What you will do:
Give only the number of lines where "force" occurs.

-- Begin Data listing --

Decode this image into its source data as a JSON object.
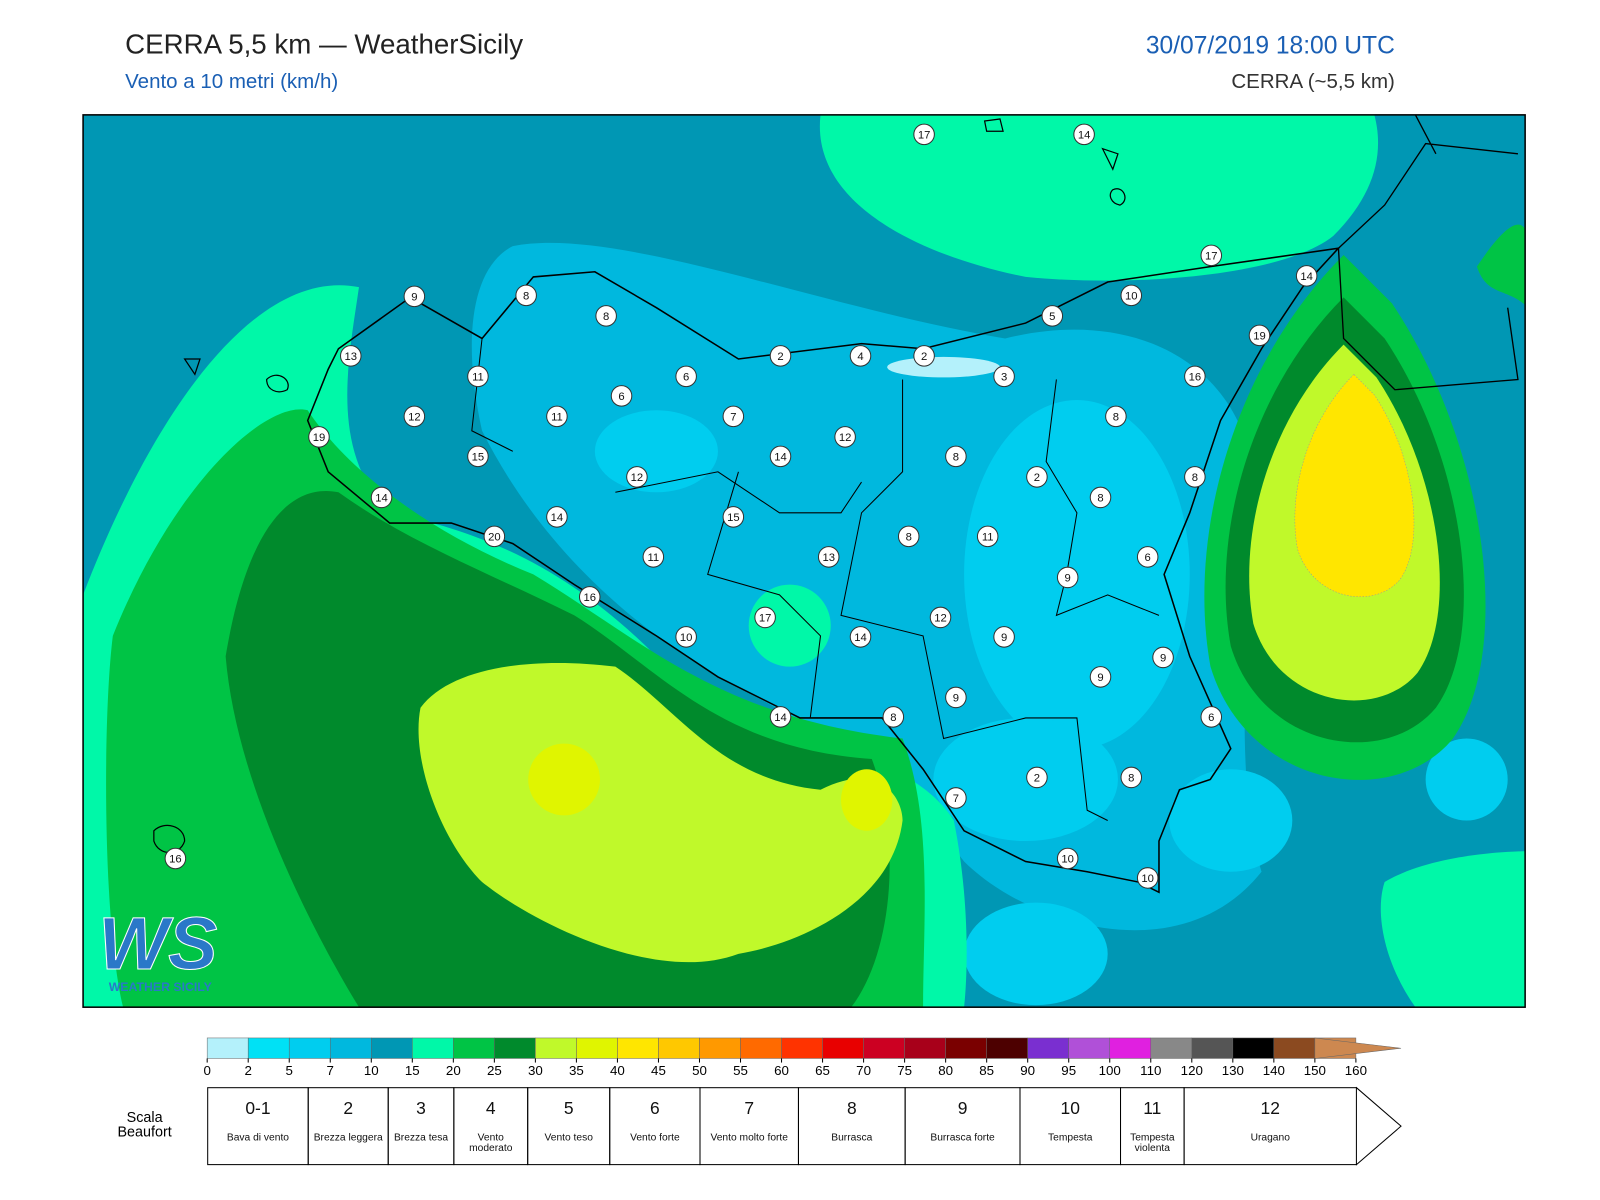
{
  "header": {
    "title": "CERRA 5,5 km — WeatherSicily",
    "subtitle": "Vento a 10 metri (km/h)",
    "datetime": "30/07/2019 18:00 UTC",
    "model": "CERRA (~5,5 km)"
  },
  "stations": [
    17,
    14,
    17,
    14,
    10,
    5,
    19,
    9,
    8,
    8,
    13,
    11,
    2,
    4,
    2,
    3,
    16,
    6,
    6,
    12,
    11,
    7,
    8,
    19,
    15,
    14,
    12,
    8,
    12,
    2,
    8,
    14,
    8,
    14,
    15,
    20,
    8,
    11,
    11,
    13,
    6,
    9,
    16,
    17,
    12,
    10,
    14,
    9,
    9,
    9,
    9,
    14,
    8,
    6,
    2,
    8,
    7,
    10,
    10,
    16
  ],
  "colorbar": {
    "ticks": [
      0,
      2,
      5,
      7,
      10,
      15,
      20,
      25,
      30,
      35,
      40,
      45,
      50,
      55,
      60,
      65,
      70,
      75,
      80,
      85,
      90,
      95,
      100,
      110,
      120,
      130,
      140,
      150,
      160
    ],
    "colors": [
      "#b4f1fb",
      "#00e1f5",
      "#00cdef",
      "#00b8de",
      "#0097b4",
      "#00f8a8",
      "#00c445",
      "#008a2c",
      "#c0f92a",
      "#e0f500",
      "#ffe600",
      "#ffc800",
      "#ff9900",
      "#ff6a00",
      "#ff3300",
      "#e80000",
      "#cc0022",
      "#a8001a",
      "#7a0000",
      "#4d0000",
      "#7a2fd0",
      "#b050d8",
      "#e020e0",
      "#888888",
      "#555555",
      "#000000",
      "#8b4a20",
      "#cd8850"
    ]
  },
  "beaufort": {
    "title": "Scala Beaufort",
    "levels": [
      {
        "force": "0-1",
        "description": "Bava di vento"
      },
      {
        "force": "2",
        "description": "Brezza leggera"
      },
      {
        "force": "3",
        "description": "Brezza tesa"
      },
      {
        "force": "4",
        "description": "Vento moderato"
      },
      {
        "force": "5",
        "description": "Vento teso"
      },
      {
        "force": "6",
        "description": "Vento forte"
      },
      {
        "force": "7",
        "description": "Vento molto forte"
      },
      {
        "force": "8",
        "description": "Burrasca"
      },
      {
        "force": "9",
        "description": "Burrasca forte"
      },
      {
        "force": "10",
        "description": "Tempesta"
      },
      {
        "force": "11",
        "description": "Tempesta violenta"
      },
      {
        "force": "12",
        "description": "Uragano"
      }
    ]
  },
  "logo": {
    "mark": "WS",
    "name": "WEATHER SICILY"
  }
}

-- End Data listing --

Output below:
12